#### Short problem:
Print each of the entries exactly, leaving nothing out.

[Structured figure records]
•••••

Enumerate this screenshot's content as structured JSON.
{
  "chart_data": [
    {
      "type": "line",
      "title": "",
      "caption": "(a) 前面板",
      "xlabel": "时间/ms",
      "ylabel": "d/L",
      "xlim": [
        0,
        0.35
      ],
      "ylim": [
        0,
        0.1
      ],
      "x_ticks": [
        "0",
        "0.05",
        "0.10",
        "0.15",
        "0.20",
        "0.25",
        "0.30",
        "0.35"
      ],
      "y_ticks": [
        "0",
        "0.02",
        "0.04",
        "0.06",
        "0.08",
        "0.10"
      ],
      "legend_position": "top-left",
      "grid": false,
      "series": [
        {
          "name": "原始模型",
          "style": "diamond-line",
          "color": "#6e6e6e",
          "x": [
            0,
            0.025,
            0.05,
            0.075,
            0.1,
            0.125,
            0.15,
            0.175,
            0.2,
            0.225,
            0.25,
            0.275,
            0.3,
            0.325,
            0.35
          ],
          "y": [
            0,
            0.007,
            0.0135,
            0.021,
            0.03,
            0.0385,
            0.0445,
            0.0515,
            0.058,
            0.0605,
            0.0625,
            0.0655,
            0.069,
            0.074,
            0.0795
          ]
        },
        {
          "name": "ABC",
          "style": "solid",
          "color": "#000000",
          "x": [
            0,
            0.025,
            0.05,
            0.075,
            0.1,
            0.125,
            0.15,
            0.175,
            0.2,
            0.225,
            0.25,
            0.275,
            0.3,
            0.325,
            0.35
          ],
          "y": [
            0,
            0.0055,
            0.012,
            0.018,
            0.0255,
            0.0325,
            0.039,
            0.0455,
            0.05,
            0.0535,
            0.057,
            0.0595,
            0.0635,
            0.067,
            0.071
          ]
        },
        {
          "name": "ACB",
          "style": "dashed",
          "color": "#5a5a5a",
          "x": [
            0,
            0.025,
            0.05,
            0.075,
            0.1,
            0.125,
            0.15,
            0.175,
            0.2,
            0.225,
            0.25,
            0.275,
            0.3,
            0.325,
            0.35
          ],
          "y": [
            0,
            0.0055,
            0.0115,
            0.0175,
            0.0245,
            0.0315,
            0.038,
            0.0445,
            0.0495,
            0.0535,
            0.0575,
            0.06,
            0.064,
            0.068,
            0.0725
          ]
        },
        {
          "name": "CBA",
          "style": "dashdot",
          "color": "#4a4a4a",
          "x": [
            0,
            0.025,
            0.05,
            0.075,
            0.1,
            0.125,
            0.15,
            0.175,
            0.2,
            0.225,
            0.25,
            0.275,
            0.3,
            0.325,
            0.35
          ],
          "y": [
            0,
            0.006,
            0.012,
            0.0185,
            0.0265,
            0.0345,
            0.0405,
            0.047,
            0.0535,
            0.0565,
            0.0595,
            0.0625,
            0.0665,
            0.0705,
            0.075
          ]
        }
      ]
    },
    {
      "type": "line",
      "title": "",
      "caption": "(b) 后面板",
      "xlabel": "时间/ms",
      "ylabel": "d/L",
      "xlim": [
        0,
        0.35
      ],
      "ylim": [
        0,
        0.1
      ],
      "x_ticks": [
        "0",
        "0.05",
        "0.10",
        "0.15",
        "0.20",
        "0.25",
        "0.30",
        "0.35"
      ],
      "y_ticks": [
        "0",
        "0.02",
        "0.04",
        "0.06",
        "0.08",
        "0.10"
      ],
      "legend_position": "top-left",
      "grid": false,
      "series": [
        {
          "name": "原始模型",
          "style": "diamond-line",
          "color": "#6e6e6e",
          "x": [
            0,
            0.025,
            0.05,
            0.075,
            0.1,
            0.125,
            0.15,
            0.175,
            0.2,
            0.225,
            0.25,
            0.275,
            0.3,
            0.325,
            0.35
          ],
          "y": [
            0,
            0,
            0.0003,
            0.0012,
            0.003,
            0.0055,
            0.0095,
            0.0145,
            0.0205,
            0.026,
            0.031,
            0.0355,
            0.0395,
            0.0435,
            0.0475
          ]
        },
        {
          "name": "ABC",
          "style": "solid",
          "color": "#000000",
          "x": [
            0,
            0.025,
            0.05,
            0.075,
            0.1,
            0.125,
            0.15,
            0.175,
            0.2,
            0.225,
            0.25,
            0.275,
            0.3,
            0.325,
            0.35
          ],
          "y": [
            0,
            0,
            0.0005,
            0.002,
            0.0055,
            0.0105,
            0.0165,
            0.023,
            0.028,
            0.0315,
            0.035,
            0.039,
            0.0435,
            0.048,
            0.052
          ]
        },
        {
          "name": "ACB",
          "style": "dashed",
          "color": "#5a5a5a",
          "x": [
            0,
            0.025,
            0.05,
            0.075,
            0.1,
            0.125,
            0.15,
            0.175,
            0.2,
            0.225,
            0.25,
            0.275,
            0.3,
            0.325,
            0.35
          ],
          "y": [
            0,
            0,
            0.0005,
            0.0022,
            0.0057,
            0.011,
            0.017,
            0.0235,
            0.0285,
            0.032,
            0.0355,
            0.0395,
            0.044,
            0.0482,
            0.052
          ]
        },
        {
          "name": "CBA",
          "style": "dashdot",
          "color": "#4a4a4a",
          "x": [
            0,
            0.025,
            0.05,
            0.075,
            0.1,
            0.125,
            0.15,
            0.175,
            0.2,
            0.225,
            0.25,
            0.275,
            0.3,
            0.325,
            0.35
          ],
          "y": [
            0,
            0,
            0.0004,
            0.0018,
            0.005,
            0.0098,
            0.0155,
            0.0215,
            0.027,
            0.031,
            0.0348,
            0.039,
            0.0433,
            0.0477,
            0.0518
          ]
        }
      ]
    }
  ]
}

•••••

#### Exercise solution:
Enumerate this screenshot's content as structured JSON.
{
  "chart_data": [
    {
      "type": "line",
      "title": "",
      "caption": "(a) 前面板",
      "xlabel": "时间/ms",
      "ylabel": "d/L",
      "xlim": [
        0,
        0.35
      ],
      "ylim": [
        0,
        0.1
      ],
      "x_ticks": [
        "0",
        "0.05",
        "0.10",
        "0.15",
        "0.20",
        "0.25",
        "0.30",
        "0.35"
      ],
      "y_ticks": [
        "0",
        "0.02",
        "0.04",
        "0.06",
        "0.08",
        "0.10"
      ],
      "legend_position": "top-left",
      "grid": false,
      "series": [
        {
          "name": "原始模型",
          "style": "diamond-line",
          "color": "#6e6e6e",
          "x": [
            0,
            0.025,
            0.05,
            0.075,
            0.1,
            0.125,
            0.15,
            0.175,
            0.2,
            0.225,
            0.25,
            0.275,
            0.3,
            0.325,
            0.35
          ],
          "y": [
            0,
            0.007,
            0.0135,
            0.021,
            0.03,
            0.0385,
            0.0445,
            0.0515,
            0.058,
            0.0605,
            0.0625,
            0.0655,
            0.069,
            0.074,
            0.0795
          ]
        },
        {
          "name": "ABC",
          "style": "solid",
          "color": "#000000",
          "x": [
            0,
            0.025,
            0.05,
            0.075,
            0.1,
            0.125,
            0.15,
            0.175,
            0.2,
            0.225,
            0.25,
            0.275,
            0.3,
            0.325,
            0.35
          ],
          "y": [
            0,
            0.0055,
            0.012,
            0.018,
            0.0255,
            0.0325,
            0.039,
            0.0455,
            0.05,
            0.0535,
            0.057,
            0.0595,
            0.0635,
            0.067,
            0.071
          ]
        },
        {
          "name": "ACB",
          "style": "dashed",
          "color": "#5a5a5a",
          "x": [
            0,
            0.025,
            0.05,
            0.075,
            0.1,
            0.125,
            0.15,
            0.175,
            0.2,
            0.225,
            0.25,
            0.275,
            0.3,
            0.325,
            0.35
          ],
          "y": [
            0,
            0.0055,
            0.0115,
            0.0175,
            0.0245,
            0.0315,
            0.038,
            0.0445,
            0.0495,
            0.0535,
            0.0575,
            0.06,
            0.064,
            0.068,
            0.0725
          ]
        },
        {
          "name": "CBA",
          "style": "dashdot",
          "color": "#4a4a4a",
          "x": [
            0,
            0.025,
            0.05,
            0.075,
            0.1,
            0.125,
            0.15,
            0.175,
            0.2,
            0.225,
            0.25,
            0.275,
            0.3,
            0.325,
            0.35
          ],
          "y": [
            0,
            0.006,
            0.012,
            0.0185,
            0.0265,
            0.0345,
            0.0405,
            0.047,
            0.0535,
            0.0565,
            0.0595,
            0.0625,
            0.0665,
            0.0705,
            0.075
          ]
        }
      ]
    },
    {
      "type": "line",
      "title": "",
      "caption": "(b) 后面板",
      "xlabel": "时间/ms",
      "ylabel": "d/L",
      "xlim": [
        0,
        0.35
      ],
      "ylim": [
        0,
        0.1
      ],
      "x_ticks": [
        "0",
        "0.05",
        "0.10",
        "0.15",
        "0.20",
        "0.25",
        "0.30",
        "0.35"
      ],
      "y_ticks": [
        "0",
        "0.02",
        "0.04",
        "0.06",
        "0.08",
        "0.10"
      ],
      "legend_position": "top-left",
      "grid": false,
      "series": [
        {
          "name": "原始模型",
          "style": "diamond-line",
          "color": "#6e6e6e",
          "x": [
            0,
            0.025,
            0.05,
            0.075,
            0.1,
            0.125,
            0.15,
            0.175,
            0.2,
            0.225,
            0.25,
            0.275,
            0.3,
            0.325,
            0.35
          ],
          "y": [
            0,
            0,
            0.0003,
            0.0012,
            0.003,
            0.0055,
            0.0095,
            0.0145,
            0.0205,
            0.026,
            0.031,
            0.0355,
            0.0395,
            0.0435,
            0.0475
          ]
        },
        {
          "name": "ABC",
          "style": "solid",
          "color": "#000000",
          "x": [
            0,
            0.025,
            0.05,
            0.075,
            0.1,
            0.125,
            0.15,
            0.175,
            0.2,
            0.225,
            0.25,
            0.275,
            0.3,
            0.325,
            0.35
          ],
          "y": [
            0,
            0,
            0.0005,
            0.002,
            0.0055,
            0.0105,
            0.0165,
            0.023,
            0.028,
            0.0315,
            0.035,
            0.039,
            0.0435,
            0.048,
            0.052
          ]
        },
        {
          "name": "ACB",
          "style": "dashed",
          "color": "#5a5a5a",
          "x": [
            0,
            0.025,
            0.05,
            0.075,
            0.1,
            0.125,
            0.15,
            0.175,
            0.2,
            0.225,
            0.25,
            0.275,
            0.3,
            0.325,
            0.35
          ],
          "y": [
            0,
            0,
            0.0005,
            0.0022,
            0.0057,
            0.011,
            0.017,
            0.0235,
            0.0285,
            0.032,
            0.0355,
            0.0395,
            0.044,
            0.0482,
            0.052
          ]
        },
        {
          "name": "CBA",
          "style": "dashdot",
          "color": "#4a4a4a",
          "x": [
            0,
            0.025,
            0.05,
            0.075,
            0.1,
            0.125,
            0.15,
            0.175,
            0.2,
            0.225,
            0.25,
            0.275,
            0.3,
            0.325,
            0.35
          ],
          "y": [
            0,
            0,
            0.0004,
            0.0018,
            0.005,
            0.0098,
            0.0155,
            0.0215,
            0.027,
            0.031,
            0.0348,
            0.039,
            0.0433,
            0.0477,
            0.0518
          ]
        }
      ]
    }
  ]
}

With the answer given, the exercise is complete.